### Your goal
Copy out each line in the material below that has the word "dashboard".

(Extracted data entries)

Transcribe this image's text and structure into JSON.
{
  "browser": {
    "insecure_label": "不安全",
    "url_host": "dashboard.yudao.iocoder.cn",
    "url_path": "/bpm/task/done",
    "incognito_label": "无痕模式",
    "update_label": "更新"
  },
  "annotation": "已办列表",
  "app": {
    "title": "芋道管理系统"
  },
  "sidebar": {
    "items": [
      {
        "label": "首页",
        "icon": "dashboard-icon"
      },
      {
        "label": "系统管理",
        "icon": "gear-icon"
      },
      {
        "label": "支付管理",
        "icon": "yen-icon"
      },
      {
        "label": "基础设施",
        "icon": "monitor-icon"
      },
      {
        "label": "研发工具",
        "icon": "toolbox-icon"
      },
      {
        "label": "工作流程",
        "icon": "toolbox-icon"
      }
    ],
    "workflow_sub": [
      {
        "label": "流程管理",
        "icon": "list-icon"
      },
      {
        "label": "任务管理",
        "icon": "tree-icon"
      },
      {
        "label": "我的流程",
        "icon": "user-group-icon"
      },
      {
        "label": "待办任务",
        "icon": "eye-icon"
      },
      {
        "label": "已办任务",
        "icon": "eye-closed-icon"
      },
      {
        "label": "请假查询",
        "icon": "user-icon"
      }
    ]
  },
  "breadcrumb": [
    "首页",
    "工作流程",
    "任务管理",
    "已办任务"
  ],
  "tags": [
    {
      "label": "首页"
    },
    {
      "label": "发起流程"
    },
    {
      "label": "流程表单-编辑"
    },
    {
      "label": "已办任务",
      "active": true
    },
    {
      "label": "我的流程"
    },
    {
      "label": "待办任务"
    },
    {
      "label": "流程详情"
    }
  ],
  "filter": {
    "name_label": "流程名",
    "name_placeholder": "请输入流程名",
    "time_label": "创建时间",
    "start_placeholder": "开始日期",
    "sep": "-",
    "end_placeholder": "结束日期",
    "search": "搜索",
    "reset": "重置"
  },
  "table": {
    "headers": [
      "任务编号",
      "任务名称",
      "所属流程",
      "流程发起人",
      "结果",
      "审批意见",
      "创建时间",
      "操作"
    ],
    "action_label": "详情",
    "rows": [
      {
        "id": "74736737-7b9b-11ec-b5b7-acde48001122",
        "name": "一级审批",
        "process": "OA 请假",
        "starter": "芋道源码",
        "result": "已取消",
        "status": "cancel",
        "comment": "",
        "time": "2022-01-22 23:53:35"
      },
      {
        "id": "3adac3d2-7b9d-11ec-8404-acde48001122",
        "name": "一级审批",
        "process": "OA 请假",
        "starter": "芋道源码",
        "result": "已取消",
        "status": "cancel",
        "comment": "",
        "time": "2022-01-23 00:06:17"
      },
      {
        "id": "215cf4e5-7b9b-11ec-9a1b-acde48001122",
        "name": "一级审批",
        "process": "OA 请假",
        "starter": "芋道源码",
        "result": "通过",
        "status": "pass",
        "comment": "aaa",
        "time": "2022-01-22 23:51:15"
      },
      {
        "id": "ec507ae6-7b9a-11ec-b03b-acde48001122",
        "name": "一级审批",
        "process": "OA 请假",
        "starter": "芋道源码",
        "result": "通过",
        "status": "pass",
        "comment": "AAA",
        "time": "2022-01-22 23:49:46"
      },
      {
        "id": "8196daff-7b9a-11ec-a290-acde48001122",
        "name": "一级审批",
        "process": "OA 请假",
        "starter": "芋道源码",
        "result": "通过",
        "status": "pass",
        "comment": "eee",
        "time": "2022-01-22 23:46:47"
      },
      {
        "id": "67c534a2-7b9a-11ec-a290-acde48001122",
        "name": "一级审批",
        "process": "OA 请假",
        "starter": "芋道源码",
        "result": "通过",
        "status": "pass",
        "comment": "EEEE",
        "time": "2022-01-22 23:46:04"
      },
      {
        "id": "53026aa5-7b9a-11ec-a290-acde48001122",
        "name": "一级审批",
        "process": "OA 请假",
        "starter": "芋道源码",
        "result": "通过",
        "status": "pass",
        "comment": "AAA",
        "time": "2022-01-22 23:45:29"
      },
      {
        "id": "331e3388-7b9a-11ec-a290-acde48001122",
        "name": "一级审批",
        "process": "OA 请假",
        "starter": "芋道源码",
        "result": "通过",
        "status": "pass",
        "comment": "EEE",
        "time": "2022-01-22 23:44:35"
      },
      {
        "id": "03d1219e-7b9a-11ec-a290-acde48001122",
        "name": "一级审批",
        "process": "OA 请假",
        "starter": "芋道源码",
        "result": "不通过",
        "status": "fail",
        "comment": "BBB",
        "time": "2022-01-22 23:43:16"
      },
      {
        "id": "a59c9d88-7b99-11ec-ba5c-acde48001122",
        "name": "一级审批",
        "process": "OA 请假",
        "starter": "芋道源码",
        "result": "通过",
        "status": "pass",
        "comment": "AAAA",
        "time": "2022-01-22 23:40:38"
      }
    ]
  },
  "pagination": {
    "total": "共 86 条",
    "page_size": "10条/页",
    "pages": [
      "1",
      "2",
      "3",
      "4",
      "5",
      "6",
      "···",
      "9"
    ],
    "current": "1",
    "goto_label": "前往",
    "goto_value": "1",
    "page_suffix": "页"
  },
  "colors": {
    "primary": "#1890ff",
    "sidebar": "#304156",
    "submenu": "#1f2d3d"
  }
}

### Written response
    "url_host": "dashboard.yudao.iocoder.cn",
        "icon": "dashboard-icon"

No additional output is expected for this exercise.